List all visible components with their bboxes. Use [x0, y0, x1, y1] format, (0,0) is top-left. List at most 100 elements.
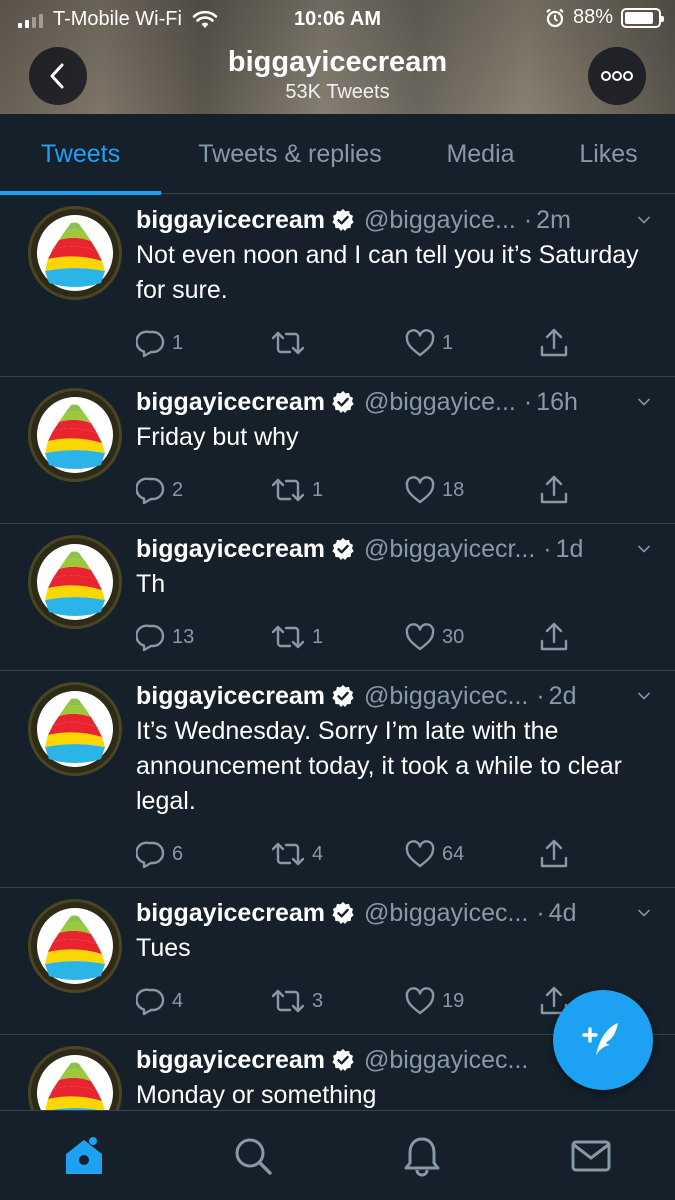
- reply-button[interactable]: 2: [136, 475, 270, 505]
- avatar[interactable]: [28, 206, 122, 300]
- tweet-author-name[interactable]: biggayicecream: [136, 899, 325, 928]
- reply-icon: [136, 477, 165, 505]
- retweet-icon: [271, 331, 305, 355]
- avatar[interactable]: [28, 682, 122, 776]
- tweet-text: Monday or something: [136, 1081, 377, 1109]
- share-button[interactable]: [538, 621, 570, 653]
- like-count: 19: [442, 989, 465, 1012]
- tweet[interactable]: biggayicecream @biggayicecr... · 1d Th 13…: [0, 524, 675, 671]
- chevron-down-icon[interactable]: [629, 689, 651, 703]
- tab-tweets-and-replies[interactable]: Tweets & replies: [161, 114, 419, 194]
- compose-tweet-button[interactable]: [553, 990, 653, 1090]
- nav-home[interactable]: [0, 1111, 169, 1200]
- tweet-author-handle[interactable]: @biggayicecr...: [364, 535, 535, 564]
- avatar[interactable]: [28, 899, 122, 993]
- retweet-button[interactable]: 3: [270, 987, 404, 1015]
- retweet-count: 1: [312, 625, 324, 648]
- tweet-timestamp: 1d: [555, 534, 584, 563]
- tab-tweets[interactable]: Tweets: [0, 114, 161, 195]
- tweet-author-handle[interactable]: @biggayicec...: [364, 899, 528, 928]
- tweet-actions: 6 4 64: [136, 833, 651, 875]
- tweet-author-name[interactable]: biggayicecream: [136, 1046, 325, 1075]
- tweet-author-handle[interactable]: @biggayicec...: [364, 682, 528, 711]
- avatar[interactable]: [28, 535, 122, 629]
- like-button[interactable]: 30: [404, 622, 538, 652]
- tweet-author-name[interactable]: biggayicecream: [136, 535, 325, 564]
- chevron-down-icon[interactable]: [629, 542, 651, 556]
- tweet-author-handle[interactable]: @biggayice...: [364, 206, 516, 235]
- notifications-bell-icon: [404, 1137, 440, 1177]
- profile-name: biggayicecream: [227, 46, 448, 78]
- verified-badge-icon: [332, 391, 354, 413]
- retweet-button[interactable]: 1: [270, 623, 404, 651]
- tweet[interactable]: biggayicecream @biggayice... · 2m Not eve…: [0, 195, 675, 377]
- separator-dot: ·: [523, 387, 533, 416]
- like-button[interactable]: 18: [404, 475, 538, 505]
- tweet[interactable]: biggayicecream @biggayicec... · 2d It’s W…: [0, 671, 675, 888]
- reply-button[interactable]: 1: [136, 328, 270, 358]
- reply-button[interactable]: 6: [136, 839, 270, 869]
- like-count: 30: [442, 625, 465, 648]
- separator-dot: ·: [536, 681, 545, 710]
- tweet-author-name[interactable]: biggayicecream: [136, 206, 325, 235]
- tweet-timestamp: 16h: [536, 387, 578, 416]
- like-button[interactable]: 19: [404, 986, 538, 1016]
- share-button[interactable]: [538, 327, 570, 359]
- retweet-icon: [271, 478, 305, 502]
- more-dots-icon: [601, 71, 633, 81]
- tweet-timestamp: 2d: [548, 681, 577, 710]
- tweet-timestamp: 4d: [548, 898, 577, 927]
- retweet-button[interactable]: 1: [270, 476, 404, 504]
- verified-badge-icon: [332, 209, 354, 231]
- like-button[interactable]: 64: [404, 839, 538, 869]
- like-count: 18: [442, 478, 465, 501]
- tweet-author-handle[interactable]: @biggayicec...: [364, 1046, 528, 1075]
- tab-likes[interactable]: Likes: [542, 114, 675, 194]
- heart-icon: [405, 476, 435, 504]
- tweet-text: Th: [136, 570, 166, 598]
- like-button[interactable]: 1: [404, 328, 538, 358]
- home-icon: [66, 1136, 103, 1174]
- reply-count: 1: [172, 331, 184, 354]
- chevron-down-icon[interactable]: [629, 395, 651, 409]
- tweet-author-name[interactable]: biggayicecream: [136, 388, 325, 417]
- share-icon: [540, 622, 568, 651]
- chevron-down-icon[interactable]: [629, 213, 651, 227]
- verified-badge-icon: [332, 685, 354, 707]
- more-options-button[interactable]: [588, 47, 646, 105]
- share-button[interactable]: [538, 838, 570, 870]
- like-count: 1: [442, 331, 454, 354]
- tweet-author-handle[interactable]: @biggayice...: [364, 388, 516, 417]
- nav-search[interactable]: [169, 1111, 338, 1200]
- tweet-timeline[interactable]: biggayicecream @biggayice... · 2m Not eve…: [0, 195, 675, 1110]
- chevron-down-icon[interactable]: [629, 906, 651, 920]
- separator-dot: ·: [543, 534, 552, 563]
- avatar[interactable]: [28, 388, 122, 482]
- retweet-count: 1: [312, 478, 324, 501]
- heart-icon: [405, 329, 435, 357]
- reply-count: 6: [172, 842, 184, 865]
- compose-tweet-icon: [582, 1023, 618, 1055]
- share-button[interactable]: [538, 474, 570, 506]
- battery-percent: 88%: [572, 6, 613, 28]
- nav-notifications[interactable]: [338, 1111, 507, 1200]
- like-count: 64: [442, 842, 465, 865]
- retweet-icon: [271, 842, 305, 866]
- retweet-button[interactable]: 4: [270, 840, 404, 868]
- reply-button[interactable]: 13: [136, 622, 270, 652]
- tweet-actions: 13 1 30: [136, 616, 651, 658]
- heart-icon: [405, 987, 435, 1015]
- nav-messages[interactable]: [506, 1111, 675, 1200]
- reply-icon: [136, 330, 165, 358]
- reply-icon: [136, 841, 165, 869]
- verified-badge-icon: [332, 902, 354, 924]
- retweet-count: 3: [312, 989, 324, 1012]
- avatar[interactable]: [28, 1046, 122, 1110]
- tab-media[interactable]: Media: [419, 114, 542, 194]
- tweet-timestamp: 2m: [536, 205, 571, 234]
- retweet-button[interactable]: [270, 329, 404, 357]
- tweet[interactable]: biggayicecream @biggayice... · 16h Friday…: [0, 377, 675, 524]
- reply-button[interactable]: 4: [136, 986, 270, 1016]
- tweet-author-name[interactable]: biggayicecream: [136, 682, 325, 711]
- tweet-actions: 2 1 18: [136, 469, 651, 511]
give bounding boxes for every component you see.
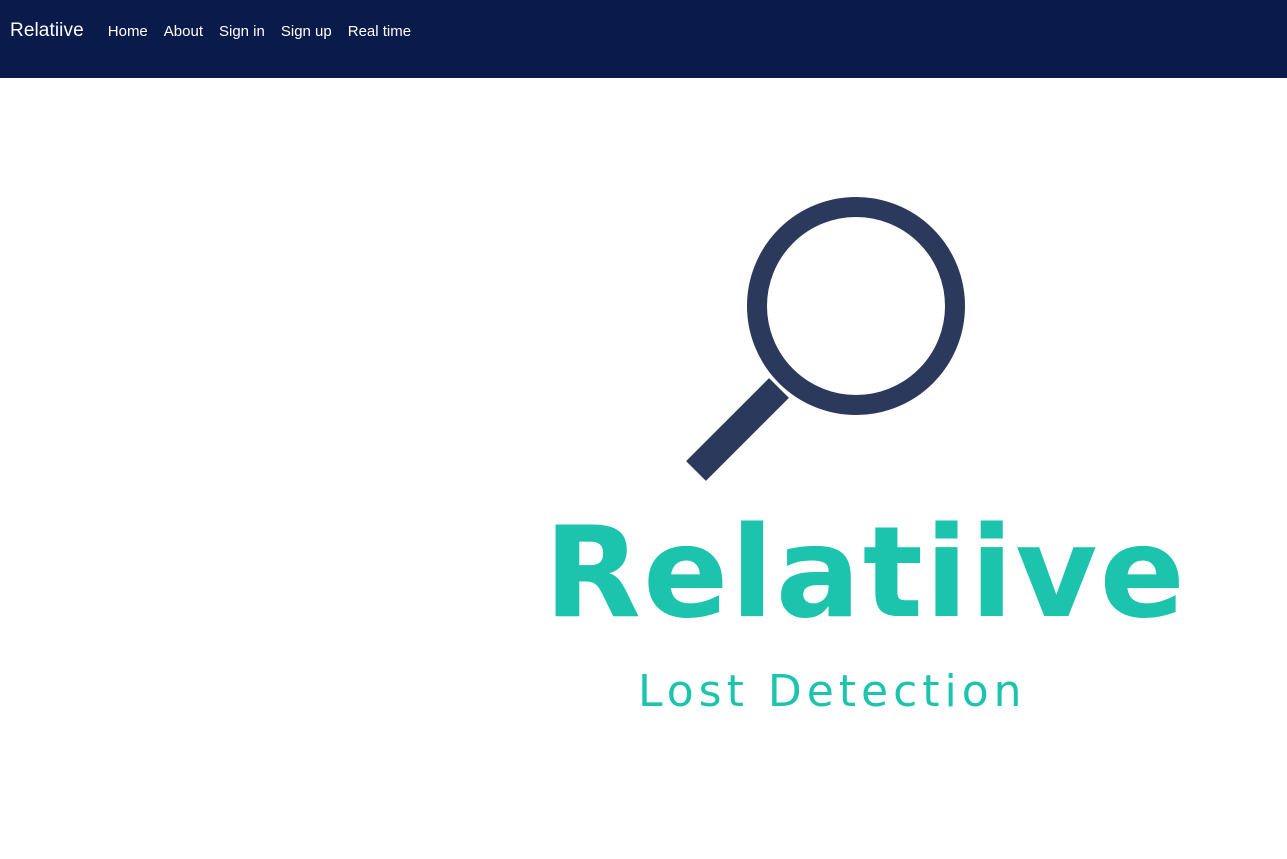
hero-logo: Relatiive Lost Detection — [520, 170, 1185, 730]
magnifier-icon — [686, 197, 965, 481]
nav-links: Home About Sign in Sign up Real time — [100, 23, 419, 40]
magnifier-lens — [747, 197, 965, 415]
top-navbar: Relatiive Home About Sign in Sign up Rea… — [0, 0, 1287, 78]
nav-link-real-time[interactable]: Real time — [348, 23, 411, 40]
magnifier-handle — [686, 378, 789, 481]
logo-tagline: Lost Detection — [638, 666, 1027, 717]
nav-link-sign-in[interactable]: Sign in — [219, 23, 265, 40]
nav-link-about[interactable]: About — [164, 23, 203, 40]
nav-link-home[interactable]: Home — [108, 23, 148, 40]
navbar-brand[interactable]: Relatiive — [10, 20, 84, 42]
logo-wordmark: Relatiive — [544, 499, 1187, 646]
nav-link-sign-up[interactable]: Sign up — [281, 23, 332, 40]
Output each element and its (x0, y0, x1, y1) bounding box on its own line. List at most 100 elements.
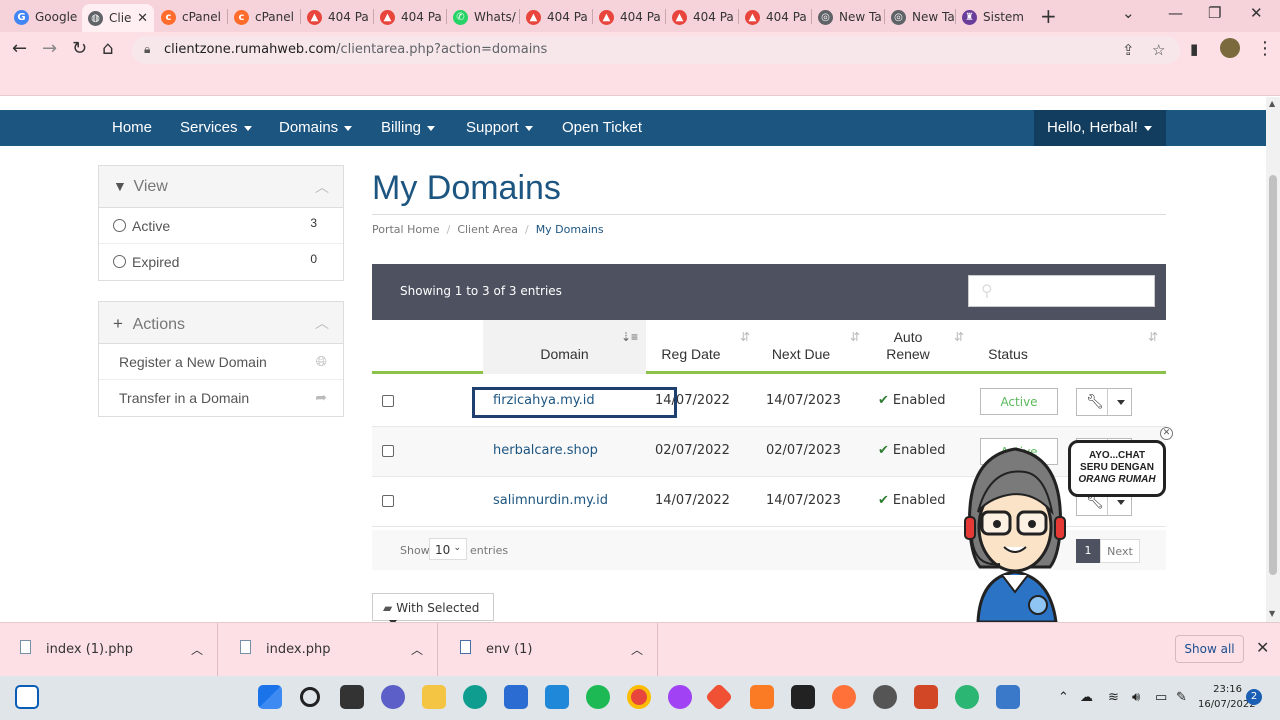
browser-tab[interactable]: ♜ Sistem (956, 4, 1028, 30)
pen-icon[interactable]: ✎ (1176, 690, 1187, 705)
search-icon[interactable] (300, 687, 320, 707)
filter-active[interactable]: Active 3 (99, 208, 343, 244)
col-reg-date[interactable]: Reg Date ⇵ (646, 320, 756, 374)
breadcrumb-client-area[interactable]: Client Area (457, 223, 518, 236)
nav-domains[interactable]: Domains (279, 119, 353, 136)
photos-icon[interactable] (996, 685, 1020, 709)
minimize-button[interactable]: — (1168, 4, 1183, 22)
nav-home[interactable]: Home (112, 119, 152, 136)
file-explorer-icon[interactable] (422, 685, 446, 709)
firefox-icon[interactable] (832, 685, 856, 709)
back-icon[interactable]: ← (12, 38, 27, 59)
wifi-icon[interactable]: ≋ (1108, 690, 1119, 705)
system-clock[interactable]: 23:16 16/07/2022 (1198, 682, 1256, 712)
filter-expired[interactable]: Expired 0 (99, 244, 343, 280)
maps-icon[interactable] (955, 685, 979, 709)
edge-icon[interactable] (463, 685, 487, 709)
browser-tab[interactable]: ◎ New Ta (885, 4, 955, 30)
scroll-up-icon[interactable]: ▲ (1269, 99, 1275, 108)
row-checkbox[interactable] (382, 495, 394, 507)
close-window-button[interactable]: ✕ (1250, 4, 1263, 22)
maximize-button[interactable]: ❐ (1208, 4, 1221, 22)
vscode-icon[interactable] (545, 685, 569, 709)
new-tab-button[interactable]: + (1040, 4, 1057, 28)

• _Lo que hará_
Seleccione cada línea de arriba en la que aparezca la cadena "Tweets".

• _Resultado a continuación_
- tab-tweets-and-replies[interactable]: Tweets & replies: [161, 114, 419, 194]
- tab-tweets[interactable]: Tweets: [0, 114, 161, 195]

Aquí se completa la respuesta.